Job: Each record must be retyped in full. No character may differ.
* START Exercise data *
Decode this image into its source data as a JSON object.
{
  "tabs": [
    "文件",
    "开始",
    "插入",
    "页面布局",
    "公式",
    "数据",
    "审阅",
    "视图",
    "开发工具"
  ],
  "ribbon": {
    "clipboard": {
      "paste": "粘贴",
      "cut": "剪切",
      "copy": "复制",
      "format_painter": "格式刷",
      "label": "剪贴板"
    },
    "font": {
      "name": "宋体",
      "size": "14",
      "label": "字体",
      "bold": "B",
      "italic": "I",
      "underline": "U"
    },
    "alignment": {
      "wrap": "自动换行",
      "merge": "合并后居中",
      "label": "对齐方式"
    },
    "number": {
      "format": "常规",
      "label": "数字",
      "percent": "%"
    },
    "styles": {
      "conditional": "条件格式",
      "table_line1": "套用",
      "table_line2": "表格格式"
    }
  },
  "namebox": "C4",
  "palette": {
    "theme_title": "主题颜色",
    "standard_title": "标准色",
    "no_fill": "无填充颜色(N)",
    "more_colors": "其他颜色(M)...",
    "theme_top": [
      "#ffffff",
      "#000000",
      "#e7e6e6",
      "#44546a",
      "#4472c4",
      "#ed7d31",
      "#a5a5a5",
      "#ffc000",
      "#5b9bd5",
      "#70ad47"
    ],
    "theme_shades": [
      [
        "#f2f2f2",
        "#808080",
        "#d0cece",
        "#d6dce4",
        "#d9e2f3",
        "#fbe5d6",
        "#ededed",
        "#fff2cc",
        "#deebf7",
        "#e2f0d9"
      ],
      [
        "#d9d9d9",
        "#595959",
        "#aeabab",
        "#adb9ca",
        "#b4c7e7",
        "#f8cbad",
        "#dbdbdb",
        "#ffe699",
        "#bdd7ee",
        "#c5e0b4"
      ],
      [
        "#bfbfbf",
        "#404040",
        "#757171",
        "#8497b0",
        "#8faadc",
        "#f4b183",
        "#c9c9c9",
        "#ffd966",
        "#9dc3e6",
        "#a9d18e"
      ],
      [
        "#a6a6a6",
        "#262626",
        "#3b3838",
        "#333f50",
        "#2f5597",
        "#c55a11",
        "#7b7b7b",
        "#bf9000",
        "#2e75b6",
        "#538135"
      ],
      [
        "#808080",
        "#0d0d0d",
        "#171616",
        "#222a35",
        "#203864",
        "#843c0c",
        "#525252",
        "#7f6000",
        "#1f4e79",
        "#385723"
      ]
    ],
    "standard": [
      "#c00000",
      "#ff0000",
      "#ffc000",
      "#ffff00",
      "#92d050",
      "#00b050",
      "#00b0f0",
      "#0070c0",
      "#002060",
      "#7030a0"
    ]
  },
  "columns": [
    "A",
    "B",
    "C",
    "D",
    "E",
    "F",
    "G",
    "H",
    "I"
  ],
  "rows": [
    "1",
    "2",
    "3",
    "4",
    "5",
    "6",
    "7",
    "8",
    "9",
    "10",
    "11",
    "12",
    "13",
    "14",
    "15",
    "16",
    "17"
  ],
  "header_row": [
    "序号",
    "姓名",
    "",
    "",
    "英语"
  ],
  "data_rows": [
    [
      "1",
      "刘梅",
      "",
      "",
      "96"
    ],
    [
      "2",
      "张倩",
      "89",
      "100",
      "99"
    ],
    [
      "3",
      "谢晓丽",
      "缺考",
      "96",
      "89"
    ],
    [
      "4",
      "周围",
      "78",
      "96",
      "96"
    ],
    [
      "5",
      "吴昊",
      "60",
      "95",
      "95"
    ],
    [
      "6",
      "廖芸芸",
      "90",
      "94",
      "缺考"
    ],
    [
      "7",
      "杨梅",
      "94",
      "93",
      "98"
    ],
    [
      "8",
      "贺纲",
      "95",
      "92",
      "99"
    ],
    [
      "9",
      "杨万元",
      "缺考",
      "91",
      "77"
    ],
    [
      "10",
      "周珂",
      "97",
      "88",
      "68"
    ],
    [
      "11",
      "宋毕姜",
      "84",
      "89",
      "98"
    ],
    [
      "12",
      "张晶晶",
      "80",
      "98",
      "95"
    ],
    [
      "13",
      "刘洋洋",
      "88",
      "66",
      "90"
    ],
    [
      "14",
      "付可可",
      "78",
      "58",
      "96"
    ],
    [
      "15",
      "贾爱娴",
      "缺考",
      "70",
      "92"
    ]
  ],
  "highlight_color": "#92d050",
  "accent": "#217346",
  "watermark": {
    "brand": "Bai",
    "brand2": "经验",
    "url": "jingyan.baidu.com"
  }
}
* END Exercise data *
Response to this exercise:
Decode this image into its source data as a JSON object.
{
  "tabs": [
    "文件",
    "开始",
    "插入",
    "页面布局",
    "公式",
    "数据",
    "审阅",
    "视图",
    "开发工具"
  ],
  "ribbon": {
    "clipboard": {
      "paste": "粘贴",
      "cut": "剪切",
      "copy": "复制",
      "format_painter": "格式刷",
      "label": "剪贴板"
    },
    "font": {
      "name": "宋体",
      "size": "14",
      "label": "字体",
      "bold": "B",
      "italic": "I",
      "underline": "U"
    },
    "alignment": {
      "wrap": "自动换行",
      "merge": "合并后居中",
      "label": "对齐方式"
    },
    "number": {
      "format": "常规",
      "label": "数字",
      "percent": "%"
    },
    "styles": {
      "conditional": "条件格式",
      "table_line1": "套用",
      "table_line2": "表格格式"
    }
  },
  "namebox": "C4",
  "palette": {
    "theme_title": "主题颜色",
    "standard_title": "标准色",
    "no_fill": "无填充颜色(N)",
    "more_colors": "其他颜色(M)...",
    "theme_top": [
      "#ffffff",
      "#000000",
      "#e7e6e6",
      "#44546a",
      "#4472c4",
      "#ed7d31",
      "#a5a5a5",
      "#ffc000",
      "#5b9bd5",
      "#70ad47"
    ],
    "theme_shades": [
      [
        "#f2f2f2",
        "#808080",
        "#d0cece",
        "#d6dce4",
        "#d9e2f3",
        "#fbe5d6",
        "#ededed",
        "#fff2cc",
        "#deebf7",
        "#e2f0d9"
      ],
      [
        "#d9d9d9",
        "#595959",
        "#aeabab",
        "#adb9ca",
        "#b4c7e7",
        "#f8cbad",
        "#dbdbdb",
        "#ffe699",
        "#bdd7ee",
        "#c5e0b4"
      ],
      [
        "#bfbfbf",
        "#404040",
        "#757171",
        "#8497b0",
        "#8faadc",
        "#f4b183",
        "#c9c9c9",
        "#ffd966",
        "#9dc3e6",
        "#a9d18e"
      ],
      [
        "#a6a6a6",
        "#262626",
        "#3b3838",
        "#333f50",
        "#2f5597",
        "#c55a11",
        "#7b7b7b",
        "#bf9000",
        "#2e75b6",
        "#538135"
      ],
      [
        "#808080",
        "#0d0d0d",
        "#171616",
        "#222a35",
        "#203864",
        "#843c0c",
        "#525252",
        "#7f6000",
        "#1f4e79",
        "#385723"
      ]
    ],
    "standard": [
      "#c00000",
      "#ff0000",
      "#ffc000",
      "#ffff00",
      "#92d050",
      "#00b050",
      "#00b0f0",
      "#0070c0",
      "#002060",
      "#7030a0"
    ]
  },
  "columns": [
    "A",
    "B",
    "C",
    "D",
    "E",
    "F",
    "G",
    "H",
    "I"
  ],
  "rows": [
    "1",
    "2",
    "3",
    "4",
    "5",
    "6",
    "7",
    "8",
    "9",
    "10",
    "11",
    "12",
    "13",
    "14",
    "15",
    "16",
    "17"
  ],
  "header_row": [
    "序号",
    "姓名",
    "",
    "",
    "英语"
  ],
  "data_rows": [
    [
      "1",
      "刘梅",
      "",
      "",
      "96"
    ],
    [
      "2",
      "张倩",
      "89",
      "100",
      "99"
    ],
    [
      "3",
      "谢晓丽",
      "缺考",
      "96",
      "89"
    ],
    [
      "4",
      "周围",
      "78",
      "96",
      "96"
    ],
    [
      "5",
      "吴昊",
      "60",
      "95",
      "95"
    ],
    [
      "6",
      "廖芸芸",
      "90",
      "94",
      "缺考"
    ],
    [
      "7",
      "杨梅",
      "94",
      "93",
      "98"
    ],
    [
      "8",
      "贺纲",
      "95",
      "92",
      "99"
    ],
    [
      "9",
      "杨万元",
      "缺考",
      "91",
      "77"
    ],
    [
      "10",
      "周珂",
      "97",
      "88",
      "68"
    ],
    [
      "11",
      "宋毕姜",
      "84",
      "89",
      "98"
    ],
    [
      "12",
      "张晶晶",
      "80",
      "98",
      "95"
    ],
    [
      "13",
      "刘洋洋",
      "88",
      "66",
      "90"
    ],
    [
      "14",
      "付可可",
      "78",
      "58",
      "96"
    ],
    [
      "15",
      "贾爱娴",
      "缺考",
      "70",
      "92"
    ]
  ],
  "highlight_color": "#92d050",
  "accent": "#217346",
  "watermark": {
    "brand": "Bai",
    "brand2": "经验",
    "url": "jingyan.baidu.com"
  }
}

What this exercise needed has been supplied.